The records that follow need to be output exactly as they are.

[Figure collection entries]

┌────────

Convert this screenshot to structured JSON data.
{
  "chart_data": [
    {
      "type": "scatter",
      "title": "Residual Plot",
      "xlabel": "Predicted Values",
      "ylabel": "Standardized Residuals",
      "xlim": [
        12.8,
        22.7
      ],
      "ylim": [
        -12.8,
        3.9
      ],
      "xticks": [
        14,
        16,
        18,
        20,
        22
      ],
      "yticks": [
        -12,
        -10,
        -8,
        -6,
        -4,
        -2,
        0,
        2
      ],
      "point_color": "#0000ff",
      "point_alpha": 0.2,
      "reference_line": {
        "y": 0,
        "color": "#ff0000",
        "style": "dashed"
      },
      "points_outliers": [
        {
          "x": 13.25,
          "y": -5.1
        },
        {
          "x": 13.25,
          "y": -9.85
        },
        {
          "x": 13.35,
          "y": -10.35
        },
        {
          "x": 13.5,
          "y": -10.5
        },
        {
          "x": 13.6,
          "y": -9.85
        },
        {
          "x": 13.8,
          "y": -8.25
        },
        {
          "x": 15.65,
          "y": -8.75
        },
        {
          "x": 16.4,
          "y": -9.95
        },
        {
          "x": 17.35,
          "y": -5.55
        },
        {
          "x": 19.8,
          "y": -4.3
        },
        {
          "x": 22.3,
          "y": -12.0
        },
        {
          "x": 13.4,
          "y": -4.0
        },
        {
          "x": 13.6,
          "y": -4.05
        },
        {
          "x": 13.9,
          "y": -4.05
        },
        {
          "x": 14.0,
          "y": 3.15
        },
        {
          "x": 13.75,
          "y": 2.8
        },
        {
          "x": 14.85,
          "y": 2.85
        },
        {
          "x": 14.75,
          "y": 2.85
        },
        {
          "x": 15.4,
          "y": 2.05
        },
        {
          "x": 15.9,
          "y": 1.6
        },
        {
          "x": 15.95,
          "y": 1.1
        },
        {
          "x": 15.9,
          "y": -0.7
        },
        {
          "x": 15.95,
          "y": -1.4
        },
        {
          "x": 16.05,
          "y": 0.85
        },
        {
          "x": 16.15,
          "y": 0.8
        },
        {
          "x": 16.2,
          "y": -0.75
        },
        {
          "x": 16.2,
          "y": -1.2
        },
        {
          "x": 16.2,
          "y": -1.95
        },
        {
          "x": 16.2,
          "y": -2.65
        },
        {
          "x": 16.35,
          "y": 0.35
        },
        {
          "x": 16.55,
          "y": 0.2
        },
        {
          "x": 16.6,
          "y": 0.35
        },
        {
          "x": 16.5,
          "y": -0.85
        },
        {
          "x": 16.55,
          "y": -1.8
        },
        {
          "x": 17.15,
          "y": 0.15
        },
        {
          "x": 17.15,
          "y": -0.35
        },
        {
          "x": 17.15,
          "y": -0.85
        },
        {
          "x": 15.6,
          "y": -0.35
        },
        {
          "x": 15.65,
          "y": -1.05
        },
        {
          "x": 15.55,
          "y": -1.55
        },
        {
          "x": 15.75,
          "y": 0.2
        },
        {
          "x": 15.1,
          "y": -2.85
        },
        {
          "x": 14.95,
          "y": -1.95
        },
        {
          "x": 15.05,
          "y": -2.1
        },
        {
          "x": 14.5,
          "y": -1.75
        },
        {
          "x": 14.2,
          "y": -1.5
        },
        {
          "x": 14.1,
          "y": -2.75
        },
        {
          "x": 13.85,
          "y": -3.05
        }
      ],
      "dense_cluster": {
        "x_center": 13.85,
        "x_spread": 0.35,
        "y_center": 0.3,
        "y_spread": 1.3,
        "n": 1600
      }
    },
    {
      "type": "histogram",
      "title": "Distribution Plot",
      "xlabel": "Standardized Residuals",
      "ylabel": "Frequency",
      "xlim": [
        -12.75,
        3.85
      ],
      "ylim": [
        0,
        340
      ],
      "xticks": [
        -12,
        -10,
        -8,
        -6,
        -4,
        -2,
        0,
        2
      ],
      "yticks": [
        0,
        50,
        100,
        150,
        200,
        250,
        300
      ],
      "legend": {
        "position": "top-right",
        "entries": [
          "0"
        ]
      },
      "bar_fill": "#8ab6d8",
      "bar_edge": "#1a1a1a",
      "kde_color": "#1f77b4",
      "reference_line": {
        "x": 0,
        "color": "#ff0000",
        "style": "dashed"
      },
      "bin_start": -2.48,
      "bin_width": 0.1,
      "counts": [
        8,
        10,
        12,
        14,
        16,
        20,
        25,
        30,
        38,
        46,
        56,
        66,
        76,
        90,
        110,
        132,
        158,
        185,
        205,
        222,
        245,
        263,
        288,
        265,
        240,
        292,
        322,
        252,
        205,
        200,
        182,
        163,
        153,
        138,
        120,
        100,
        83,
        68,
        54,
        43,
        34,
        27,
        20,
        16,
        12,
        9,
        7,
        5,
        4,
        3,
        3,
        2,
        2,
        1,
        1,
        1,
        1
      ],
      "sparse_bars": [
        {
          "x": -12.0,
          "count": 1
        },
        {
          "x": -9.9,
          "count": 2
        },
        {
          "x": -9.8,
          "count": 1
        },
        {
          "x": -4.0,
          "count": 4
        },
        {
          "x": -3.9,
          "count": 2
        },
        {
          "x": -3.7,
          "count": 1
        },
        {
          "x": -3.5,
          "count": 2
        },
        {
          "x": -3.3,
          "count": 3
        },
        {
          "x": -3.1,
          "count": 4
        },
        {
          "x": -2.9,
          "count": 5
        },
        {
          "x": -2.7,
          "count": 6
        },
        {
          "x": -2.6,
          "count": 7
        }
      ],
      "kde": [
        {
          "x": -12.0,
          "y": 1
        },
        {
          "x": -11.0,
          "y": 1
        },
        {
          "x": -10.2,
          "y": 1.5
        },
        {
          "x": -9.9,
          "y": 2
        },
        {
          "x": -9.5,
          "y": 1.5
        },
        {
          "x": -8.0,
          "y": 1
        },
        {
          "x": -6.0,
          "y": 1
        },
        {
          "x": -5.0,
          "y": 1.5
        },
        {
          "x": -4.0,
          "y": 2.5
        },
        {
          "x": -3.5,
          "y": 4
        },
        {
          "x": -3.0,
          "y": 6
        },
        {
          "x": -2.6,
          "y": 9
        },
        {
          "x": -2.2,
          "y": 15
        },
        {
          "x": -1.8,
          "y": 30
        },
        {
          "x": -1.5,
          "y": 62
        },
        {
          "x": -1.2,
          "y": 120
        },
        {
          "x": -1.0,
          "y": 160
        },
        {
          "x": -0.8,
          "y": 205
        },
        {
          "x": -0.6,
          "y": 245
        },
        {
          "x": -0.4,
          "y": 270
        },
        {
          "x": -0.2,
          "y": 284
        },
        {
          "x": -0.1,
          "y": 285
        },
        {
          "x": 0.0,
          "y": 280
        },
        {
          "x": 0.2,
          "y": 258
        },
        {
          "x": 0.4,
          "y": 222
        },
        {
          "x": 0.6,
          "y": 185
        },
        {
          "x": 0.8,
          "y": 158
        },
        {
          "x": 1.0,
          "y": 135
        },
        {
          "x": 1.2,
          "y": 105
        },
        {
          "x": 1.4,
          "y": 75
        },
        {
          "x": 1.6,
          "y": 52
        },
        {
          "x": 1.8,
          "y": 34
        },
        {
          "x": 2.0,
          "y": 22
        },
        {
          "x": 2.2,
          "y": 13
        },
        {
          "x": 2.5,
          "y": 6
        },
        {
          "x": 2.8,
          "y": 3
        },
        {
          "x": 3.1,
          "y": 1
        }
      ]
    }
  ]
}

└────────

# [Task solution]
Convert this screenshot to structured JSON data.
{
  "chart_data": [
    {
      "type": "scatter",
      "title": "Residual Plot",
      "xlabel": "Predicted Values",
      "ylabel": "Standardized Residuals",
      "xlim": [
        12.8,
        22.7
      ],
      "ylim": [
        -12.8,
        3.9
      ],
      "xticks": [
        14,
        16,
        18,
        20,
        22
      ],
      "yticks": [
        -12,
        -10,
        -8,
        -6,
        -4,
        -2,
        0,
        2
      ],
      "point_color": "#0000ff",
      "point_alpha": 0.2,
      "reference_line": {
        "y": 0,
        "color": "#ff0000",
        "style": "dashed"
      },
      "points_outliers": [
        {
          "x": 13.25,
          "y": -5.1
        },
        {
          "x": 13.25,
          "y": -9.85
        },
        {
          "x": 13.35,
          "y": -10.35
        },
        {
          "x": 13.5,
          "y": -10.5
        },
        {
          "x": 13.6,
          "y": -9.85
        },
        {
          "x": 13.8,
          "y": -8.25
        },
        {
          "x": 15.65,
          "y": -8.75
        },
        {
          "x": 16.4,
          "y": -9.95
        },
        {
          "x": 17.35,
          "y": -5.55
        },
        {
          "x": 19.8,
          "y": -4.3
        },
        {
          "x": 22.3,
          "y": -12.0
        },
        {
          "x": 13.4,
          "y": -4.0
        },
        {
          "x": 13.6,
          "y": -4.05
        },
        {
          "x": 13.9,
          "y": -4.05
        },
        {
          "x": 14.0,
          "y": 3.15
        },
        {
          "x": 13.75,
          "y": 2.8
        },
        {
          "x": 14.85,
          "y": 2.85
        },
        {
          "x": 14.75,
          "y": 2.85
        },
        {
          "x": 15.4,
          "y": 2.05
        },
        {
          "x": 15.9,
          "y": 1.6
        },
        {
          "x": 15.95,
          "y": 1.1
        },
        {
          "x": 15.9,
          "y": -0.7
        },
        {
          "x": 15.95,
          "y": -1.4
        },
        {
          "x": 16.05,
          "y": 0.85
        },
        {
          "x": 16.15,
          "y": 0.8
        },
        {
          "x": 16.2,
          "y": -0.75
        },
        {
          "x": 16.2,
          "y": -1.2
        },
        {
          "x": 16.2,
          "y": -1.95
        },
        {
          "x": 16.2,
          "y": -2.65
        },
        {
          "x": 16.35,
          "y": 0.35
        },
        {
          "x": 16.55,
          "y": 0.2
        },
        {
          "x": 16.6,
          "y": 0.35
        },
        {
          "x": 16.5,
          "y": -0.85
        },
        {
          "x": 16.55,
          "y": -1.8
        },
        {
          "x": 17.15,
          "y": 0.15
        },
        {
          "x": 17.15,
          "y": -0.35
        },
        {
          "x": 17.15,
          "y": -0.85
        },
        {
          "x": 15.6,
          "y": -0.35
        },
        {
          "x": 15.65,
          "y": -1.05
        },
        {
          "x": 15.55,
          "y": -1.55
        },
        {
          "x": 15.75,
          "y": 0.2
        },
        {
          "x": 15.1,
          "y": -2.85
        },
        {
          "x": 14.95,
          "y": -1.95
        },
        {
          "x": 15.05,
          "y": -2.1
        },
        {
          "x": 14.5,
          "y": -1.75
        },
        {
          "x": 14.2,
          "y": -1.5
        },
        {
          "x": 14.1,
          "y": -2.75
        },
        {
          "x": 13.85,
          "y": -3.05
        }
      ],
      "dense_cluster": {
        "x_center": 13.85,
        "x_spread": 0.35,
        "y_center": 0.3,
        "y_spread": 1.3,
        "n": 1600
      }
    },
    {
      "type": "histogram",
      "title": "Distribution Plot",
      "xlabel": "Standardized Residuals",
      "ylabel": "Frequency",
      "xlim": [
        -12.75,
        3.85
      ],
      "ylim": [
        0,
        340
      ],
      "xticks": [
        -12,
        -10,
        -8,
        -6,
        -4,
        -2,
        0,
        2
      ],
      "yticks": [
        0,
        50,
        100,
        150,
        200,
        250,
        300
      ],
      "legend": {
        "position": "top-right",
        "entries": [
          "0"
        ]
      },
      "bar_fill": "#8ab6d8",
      "bar_edge": "#1a1a1a",
      "kde_color": "#1f77b4",
      "reference_line": {
        "x": 0,
        "color": "#ff0000",
        "style": "dashed"
      },
      "bin_start": -2.48,
      "bin_width": 0.1,
      "counts": [
        8,
        10,
        12,
        14,
        16,
        20,
        25,
        30,
        38,
        46,
        56,
        66,
        76,
        90,
        110,
        132,
        158,
        185,
        205,
        222,
        245,
        263,
        288,
        265,
        240,
        292,
        322,
        252,
        205,
        200,
        182,
        163,
        153,
        138,
        120,
        100,
        83,
        68,
        54,
        43,
        34,
        27,
        20,
        16,
        12,
        9,
        7,
        5,
        4,
        3,
        3,
        2,
        2,
        1,
        1,
        1,
        1
      ],
      "sparse_bars": [
        {
          "x": -12.0,
          "count": 1
        },
        {
          "x": -9.9,
          "count": 2
        },
        {
          "x": -9.8,
          "count": 1
        },
        {
          "x": -4.0,
          "count": 4
        },
        {
          "x": -3.9,
          "count": 2
        },
        {
          "x": -3.7,
          "count": 1
        },
        {
          "x": -3.5,
          "count": 2
        },
        {
          "x": -3.3,
          "count": 3
        },
        {
          "x": -3.1,
          "count": 4
        },
        {
          "x": -2.9,
          "count": 5
        },
        {
          "x": -2.7,
          "count": 6
        },
        {
          "x": -2.6,
          "count": 7
        }
      ],
      "kde": [
        {
          "x": -12.0,
          "y": 1
        },
        {
          "x": -11.0,
          "y": 1
        },
        {
          "x": -10.2,
          "y": 1.5
        },
        {
          "x": -9.9,
          "y": 2
        },
        {
          "x": -9.5,
          "y": 1.5
        },
        {
          "x": -8.0,
          "y": 1
        },
        {
          "x": -6.0,
          "y": 1
        },
        {
          "x": -5.0,
          "y": 1.5
        },
        {
          "x": -4.0,
          "y": 2.5
        },
        {
          "x": -3.5,
          "y": 4
        },
        {
          "x": -3.0,
          "y": 6
        },
        {
          "x": -2.6,
          "y": 9
        },
        {
          "x": -2.2,
          "y": 15
        },
        {
          "x": -1.8,
          "y": 30
        },
        {
          "x": -1.5,
          "y": 62
        },
        {
          "x": -1.2,
          "y": 120
        },
        {
          "x": -1.0,
          "y": 160
        },
        {
          "x": -0.8,
          "y": 205
        },
        {
          "x": -0.6,
          "y": 245
        },
        {
          "x": -0.4,
          "y": 270
        },
        {
          "x": -0.2,
          "y": 284
        },
        {
          "x": -0.1,
          "y": 285
        },
        {
          "x": 0.0,
          "y": 280
        },
        {
          "x": 0.2,
          "y": 258
        },
        {
          "x": 0.4,
          "y": 222
        },
        {
          "x": 0.6,
          "y": 185
        },
        {
          "x": 0.8,
          "y": 158
        },
        {
          "x": 1.0,
          "y": 135
        },
        {
          "x": 1.2,
          "y": 105
        },
        {
          "x": 1.4,
          "y": 75
        },
        {
          "x": 1.6,
          "y": 52
        },
        {
          "x": 1.8,
          "y": 34
        },
        {
          "x": 2.0,
          "y": 22
        },
        {
          "x": 2.2,
          "y": 13
        },
        {
          "x": 2.5,
          "y": 6
        },
        {
          "x": 2.8,
          "y": 3
        },
        {
          "x": 3.1,
          "y": 1
        }
      ]
    }
  ]
}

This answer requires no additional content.